Record extracts |
● ● ● ● ● ● ●

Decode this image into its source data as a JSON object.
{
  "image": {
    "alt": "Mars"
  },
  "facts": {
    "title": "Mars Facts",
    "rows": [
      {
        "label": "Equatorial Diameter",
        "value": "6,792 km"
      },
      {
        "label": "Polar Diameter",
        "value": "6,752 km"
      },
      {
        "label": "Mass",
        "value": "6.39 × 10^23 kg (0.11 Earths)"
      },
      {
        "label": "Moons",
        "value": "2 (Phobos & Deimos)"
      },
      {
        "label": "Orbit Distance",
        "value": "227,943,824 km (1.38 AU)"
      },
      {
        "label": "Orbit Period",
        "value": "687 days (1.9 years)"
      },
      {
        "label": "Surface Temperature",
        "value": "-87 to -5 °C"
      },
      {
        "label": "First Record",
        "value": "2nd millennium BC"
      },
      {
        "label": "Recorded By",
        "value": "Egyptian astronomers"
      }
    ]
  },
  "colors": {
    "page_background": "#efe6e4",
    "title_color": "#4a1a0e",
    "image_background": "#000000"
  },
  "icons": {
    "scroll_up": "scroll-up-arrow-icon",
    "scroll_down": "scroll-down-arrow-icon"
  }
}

● ● ● ● ● ● ●

Your objective | The records above should all be quoted exactly, please.

Output below |
Decode this image into its source data as a JSON object.
{
  "image": {
    "alt": "Mars"
  },
  "facts": {
    "title": "Mars Facts",
    "rows": [
      {
        "label": "Equatorial Diameter",
        "value": "6,792 km"
      },
      {
        "label": "Polar Diameter",
        "value": "6,752 km"
      },
      {
        "label": "Mass",
        "value": "6.39 × 10^23 kg (0.11 Earths)"
      },
      {
        "label": "Moons",
        "value": "2 (Phobos & Deimos)"
      },
      {
        "label": "Orbit Distance",
        "value": "227,943,824 km (1.38 AU)"
      },
      {
        "label": "Orbit Period",
        "value": "687 days (1.9 years)"
      },
      {
        "label": "Surface Temperature",
        "value": "-87 to -5 °C"
      },
      {
        "label": "First Record",
        "value": "2nd millennium BC"
      },
      {
        "label": "Recorded By",
        "value": "Egyptian astronomers"
      }
    ]
  },
  "colors": {
    "page_background": "#efe6e4",
    "title_color": "#4a1a0e",
    "image_background": "#000000"
  },
  "icons": {
    "scroll_up": "scroll-up-arrow-icon",
    "scroll_down": "scroll-down-arrow-icon"
  }
}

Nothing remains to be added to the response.